- **Directive**
Pictures do not belong in the copy. Return all of the entries exactly.
------------------------------------
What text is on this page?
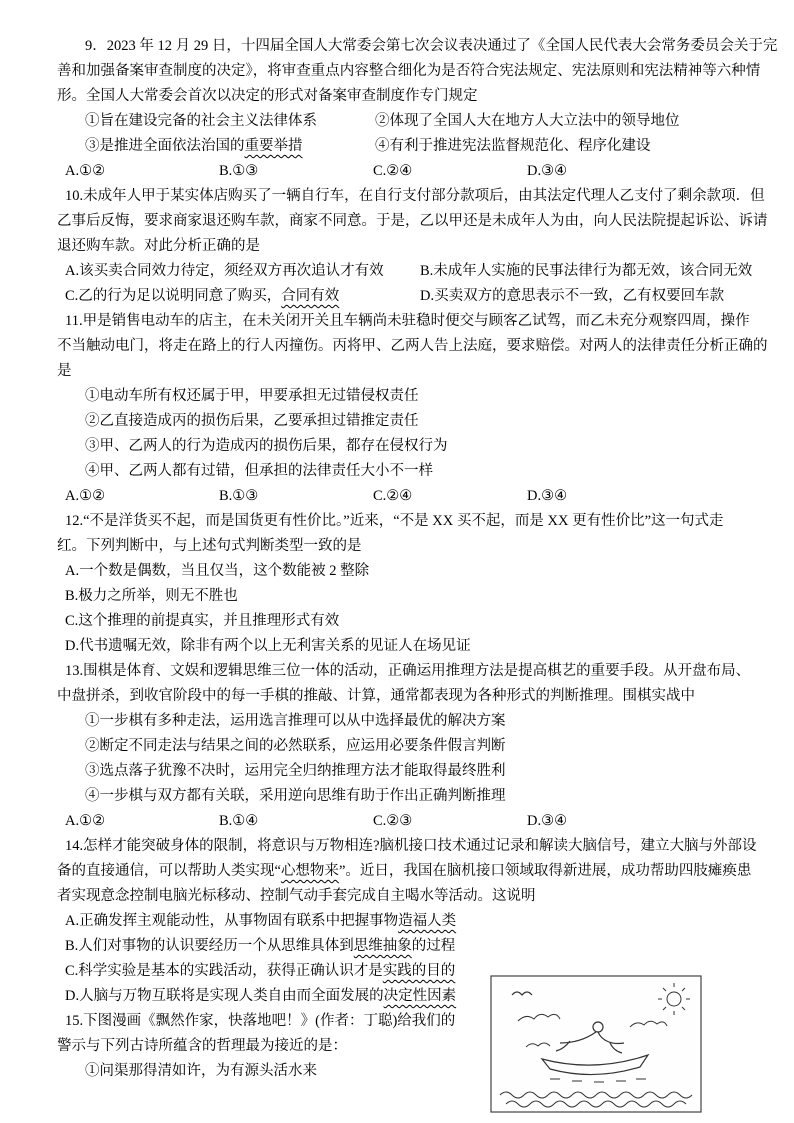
9．2023 年 12 月 29 日，十四届全国人大常委会第七次会议表决通过了《全国人民代表大会常务委员会关于完
善和加强备案审查制度的决定》，将审查重点内容整合细化为是否符合宪法规定、宪法原则和宪法精神等六种情
形。全国人大常委会首次以决定的形式对备案审查制度作专门规定
①旨在建设完备的社会主义法律体系	②体现了全国人大在地方人大立法中的领导地位
③是推进全面依法治国的重要举措	④有利于推进宪法监督规范化、程序化建设
A.①②	B.①③	C.②④	D.③④
10.未成年人甲于某实体店购买了一辆自行车，在自行支付部分款项后，由其法定代理人乙支付了剩余款项．但
乙事后反悔，要求商家退还购车款，商家不同意。于是，乙以甲还是未成年人为由，向人民法院提起诉讼、诉请
退还购车款。对此分析正确的是
A.该买卖合同效力待定，须经双方再次追认才有效	B.未成年人实施的民事法律行为都无效，该合同无效
C.乙的行为足以说明同意了购买，合同有效	D.买卖双方的意思表示不一致，乙有权要回车款
11.甲是销售电动车的店主，在未关闭开关且车辆尚未驻稳时便交与顾客乙试驾，而乙未充分观察四周，操作
不当触动电门，将走在路上的行人丙撞伤。丙将甲、乙两人告上法庭，要求赔偿。对两人的法律责任分析正确的
是
①电动车所有权还属于甲，甲要承担无过错侵权责任
②乙直接造成丙的损伤后果，乙要承担过错推定责任
③甲、乙两人的行为造成丙的损伤后果，都存在侵权行为
④甲、乙两人都有过错，但承担的法律责任大小不一样
A.①②	B.①③	C.②④	D.③④
12.“不是洋货买不起，而是国货更有性价比。”近来，“不是 XX 买不起，而是 XX 更有性价比”这一句式走
红。下列判断中，与上述句式判断类型一致的是
A.一个数是偶数，当且仅当，这个数能被 2 整除
B.极力之所举，则无不胜也
C.这个推理的前提真实，并且推理形式有效
D.代书遗嘱无效，除非有两个以上无利害关系的见证人在场见证
13.围棋是体育、文娱和逻辑思维三位一体的活动，正确运用推理方法是提高棋艺的重要手段。从开盘布局、
中盘拼杀，到收官阶段中的每一手棋的推敲、计算，通常都表现为各种形式的判断推理。围棋实战中
①一步棋有多种走法，运用选言推理可以从中选择最优的解决方案
②断定不同走法与结果之间的必然联系，应运用必要条件假言判断
③选点落子犹豫不决时，运用完全归纳推理方法才能取得最终胜利
④一步棋与双方都有关联，采用逆向思维有助于作出正确判断推理
A.①②	B.①④	C.②③	D.③④
14.怎样才能突破身体的限制，将意识与万物相连?脑机接口技术通过记录和解读大脑信号，建立大脑与外部设
备的直接通信，可以帮助人类实现“心想物来”。近日，我国在脑机接口领域取得新进展，成功帮助四肢瘫痪患
者实现意念控制电脑光标移动、控制气动手套完成自主喝水等活动。这说明
A.正确发挥主观能动性，从事物固有联系中把握事物造福人类
B.人们对事物的认识要经历一个从思维具体到思维抽象的过程
C.科学实验是基本的实践活动，获得正确认识才是实践的目的
D.人脑与万物互联将是实现人类自由而全面发展的决定性因素
15.下图漫画《飘然作家，快落地吧！》(作者：丁聪)给我们的
警示与下列古诗所蕴含的哲理最为接近的是：
①问渠那得清如许，为有源头活水来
------------------------------------
- **The completed task**
What text is on this page?
9．2023 年 12 月 29 日，十四届全国人大常委会第七次会议表决通过了《全国人民代表大会常务委员会关于完
善和加强备案审查制度的决定》，将审查重点内容整合细化为是否符合宪法规定、宪法原则和宪法精神等六种情
形。全国人大常委会首次以决定的形式对备案审查制度作专门规定
①旨在建设完备的社会主义法律体系	②体现了全国人大在地方人大立法中的领导地位
③是推进全面依法治国的重要举措	④有利于推进宪法监督规范化、程序化建设
A.①②	B.①③	C.②④	D.③④
10.未成年人甲于某实体店购买了一辆自行车，在自行支付部分款项后，由其法定代理人乙支付了剩余款项．但
乙事后反悔，要求商家退还购车款，商家不同意。于是，乙以甲还是未成年人为由，向人民法院提起诉讼、诉请
退还购车款。对此分析正确的是
A.该买卖合同效力待定，须经双方再次追认才有效	B.未成年人实施的民事法律行为都无效，该合同无效
C.乙的行为足以说明同意了购买，合同有效	D.买卖双方的意思表示不一致，乙有权要回车款
11.甲是销售电动车的店主，在未关闭开关且车辆尚未驻稳时便交与顾客乙试驾，而乙未充分观察四周，操作
不当触动电门，将走在路上的行人丙撞伤。丙将甲、乙两人告上法庭，要求赔偿。对两人的法律责任分析正确的
是
①电动车所有权还属于甲，甲要承担无过错侵权责任
②乙直接造成丙的损伤后果，乙要承担过错推定责任
③甲、乙两人的行为造成丙的损伤后果，都存在侵权行为
④甲、乙两人都有过错，但承担的法律责任大小不一样
A.①②	B.①③	C.②④	D.③④
12.“不是洋货买不起，而是国货更有性价比。”近来，“不是 XX 买不起，而是 XX 更有性价比”这一句式走
红。下列判断中，与上述句式判断类型一致的是
A.一个数是偶数，当且仅当，这个数能被 2 整除
B.极力之所举，则无不胜也
C.这个推理的前提真实，并且推理形式有效
D.代书遗嘱无效，除非有两个以上无利害关系的见证人在场见证
13.围棋是体育、文娱和逻辑思维三位一体的活动，正确运用推理方法是提高棋艺的重要手段。从开盘布局、
中盘拼杀，到收官阶段中的每一手棋的推敲、计算，通常都表现为各种形式的判断推理。围棋实战中
①一步棋有多种走法，运用选言推理可以从中选择最优的解决方案
②断定不同走法与结果之间的必然联系，应运用必要条件假言判断
③选点落子犹豫不决时，运用完全归纳推理方法才能取得最终胜利
④一步棋与双方都有关联，采用逆向思维有助于作出正确判断推理
A.①②	B.①④	C.②③	D.③④
14.怎样才能突破身体的限制，将意识与万物相连?脑机接口技术通过记录和解读大脑信号，建立大脑与外部设
备的直接通信，可以帮助人类实现“心想物来”。近日，我国在脑机接口领域取得新进展，成功帮助四肢瘫痪患
者实现意念控制电脑光标移动、控制气动手套完成自主喝水等活动。这说明
A.正确发挥主观能动性，从事物固有联系中把握事物造福人类
B.人们对事物的认识要经历一个从思维具体到思维抽象的过程
C.科学实验是基本的实践活动，获得正确认识才是实践的目的
D.人脑与万物互联将是实现人类自由而全面发展的决定性因素
15.下图漫画《飘然作家，快落地吧！》(作者：丁聪)给我们的
警示与下列古诗所蕴含的哲理最为接近的是：
①问渠那得清如许，为有源头活水来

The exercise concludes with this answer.